_Short problem_
From the entries below, gather every line containing the string "SABCD".

_Extracted information_
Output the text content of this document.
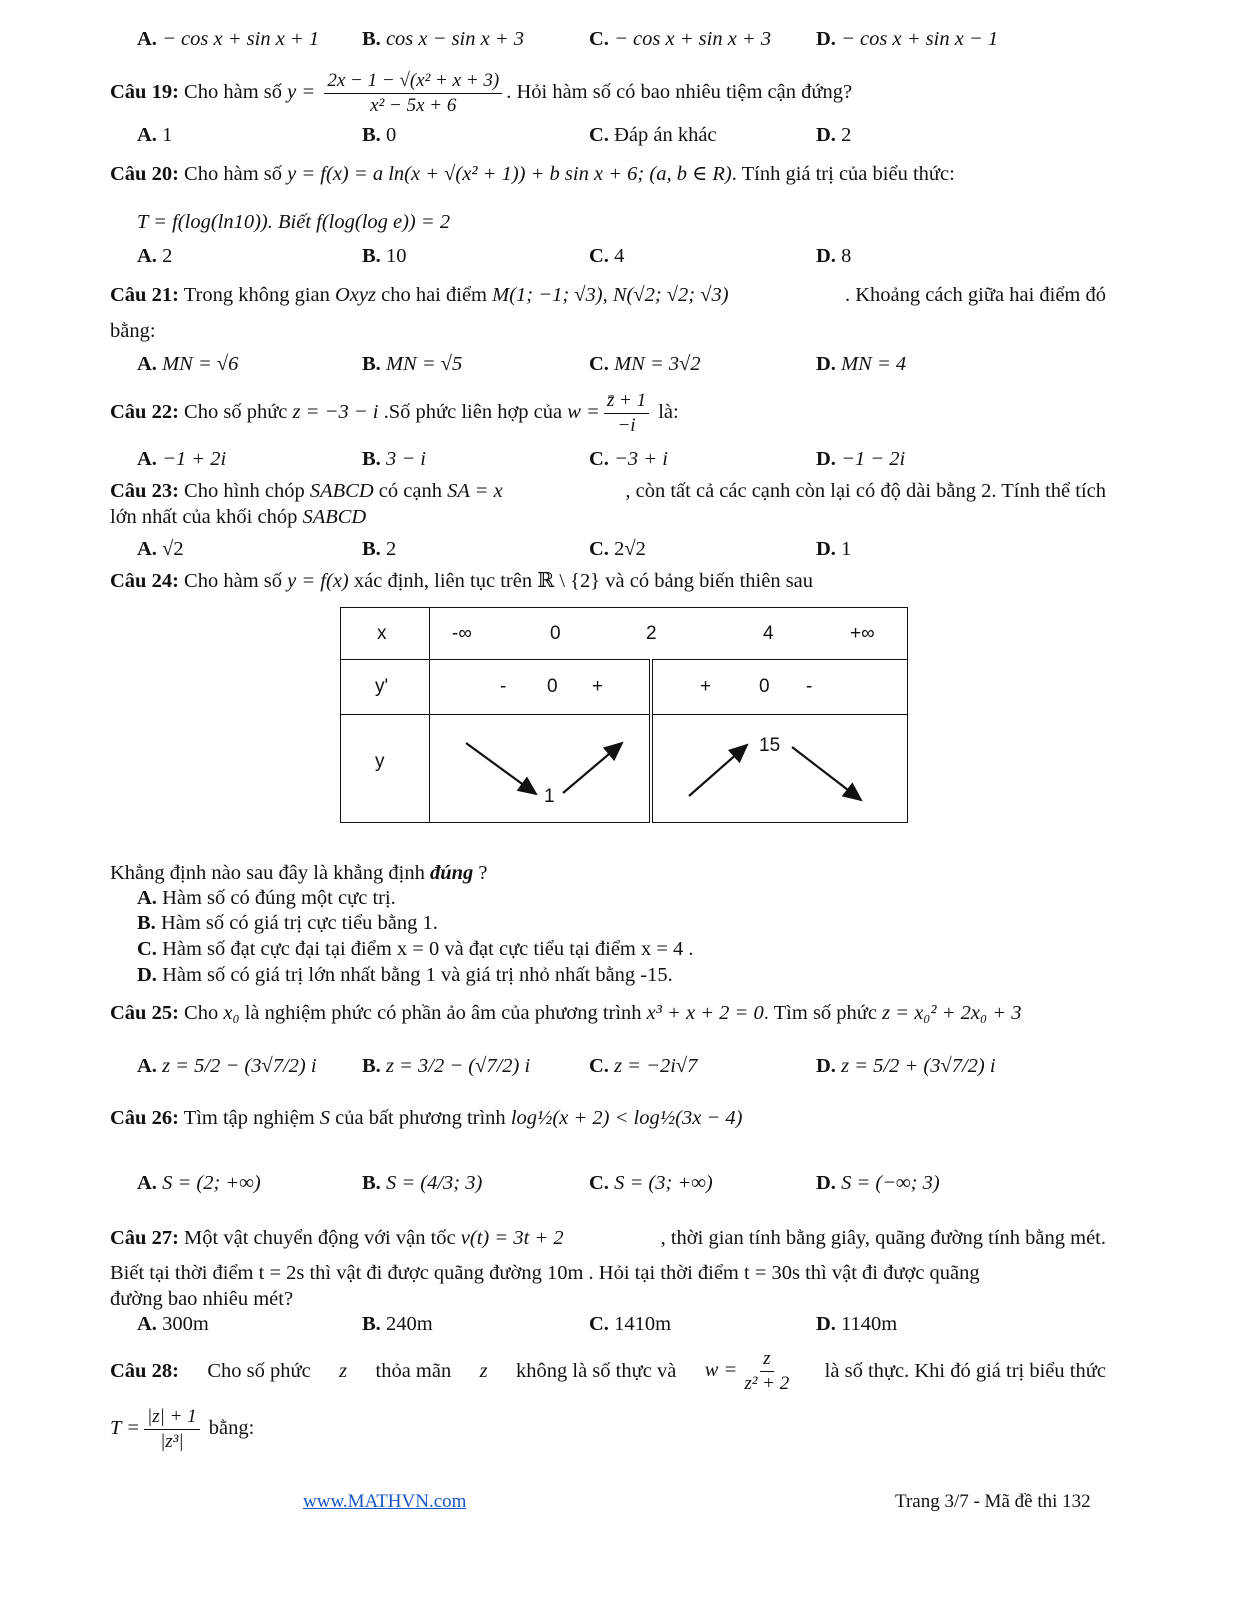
A. − cos x + sin x + 1 B. cos x − sin x + 3	C. − cos x + sin x + 3 D. − cos x + sin x − 1
Câu 19: Cho hàm số $y = \frac{\text{2x − 1 − √(x² + x + 3)}}{\text{x² − 5x + 6}}$ . Hỏi hàm số có bao nhiêu tiệm cận đứng?
A. 1	B. 0	C. Đáp án khác	D. 2
Câu 20: Cho hàm số y = f(x) = a ln(x + √(x² + 1)) + b sin x + 6; (a, b ∈ R). Tính giá trị của biểu thức:
T = f(log(ln10)). Biết f(log(log e)) = 2
A. 2	B. 10	C. 4	D. 8
Câu 21: Trong không gian Oxyz cho hai điểm M(1; −1; √3), N(√2; √2; √3)	. Khoảng cách giữa hai điểm đó
bằng:
A. MN = √6	B. MN = √5	C. MN = 3√2	D. MN = 4
Câu 22: Cho số phức z = −3 − i .Số phức liên hợp của $w = \frac{z̄ + 1}{-i}$ là:
A. −1 + 2i	B. 3 − i	C. −3 + i	D. −1 − 2i
Câu 23: Cho hình chóp SABCD có cạnh SA = x	, còn tất cả các cạnh còn lại có độ dài bằng 2. Tính thể tích
lớn nhất của khối chóp SABCD
A. √2	B. 2	C. 2√2	D. 1
Câu 24: Cho hàm số y = f(x) xác định, liên tục trên ℝ \ {2} và có bảng biến thiên sau
x	-∞ 0 2 4 +∞	

y'	- 0 +	+ 0 -

y	1	15
Khẳng định nào sau đây là khẳng định đúng ?
A. Hàm số có đúng một cực trị.
B. Hàm số có giá trị cực tiểu bằng 1.
C. Hàm số đạt cực đại tại điểm x = 0 và đạt cực tiểu tại điểm x = 4 .
D. Hàm số có giá trị lớn nhất bằng 1 và giá trị nhỏ nhất bằng -15.
Câu 25: Cho x₀ là nghiệm phức có phần ảo âm của phương trình x³ + x + 2 = 0. Tìm số phức z = x₀² + 2x₀ + 3
A. z = 5/2 − (3√7/2) i B. z = 3/2 − (√7/2) i	C. z = −2i√7	D. z = 5/2 + (3√7/2) i
Câu 26: Tìm tập nghiệm S của bất phương trình log½(x + 2) < log½(3x − 4)
A. S = (2; +∞)	B. S = (4/3; 3)	C. S = (3; +∞)	D. S = (−∞; 3)
Câu 27: Một vật chuyển động với vận tốc v(t) = 3t + 2	, thời gian tính bằng giây, quãng đường tính bằng mét.
Biết tại thời điểm t = 2s thì vật đi được quãng đường 10m . Hỏi tại thời điểm t = 30s thì vật đi được quãng
đường bao nhiêu mét?
A. 300m	B. 240m	C. 1410m	D. 1140m
Câu 28: Cho số phức z thỏa mãn z không là số thực và $w = \frac{z}{\text{z² + 2}}$ là số thực. Khi đó giá trị biểu thức
$T = \frac{|z| + 1}{\text{|z³|}}$ bằng:
www.MATHVN.com	Trang 3/7 - Mã đề thi 132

_Result for this task_
Câu 23: Cho hình chóp SABCD có cạnh SA = x	, còn tất cả các cạnh còn lại có độ dài bằng 2. Tính thể tích
lớn nhất của khối chóp SABCD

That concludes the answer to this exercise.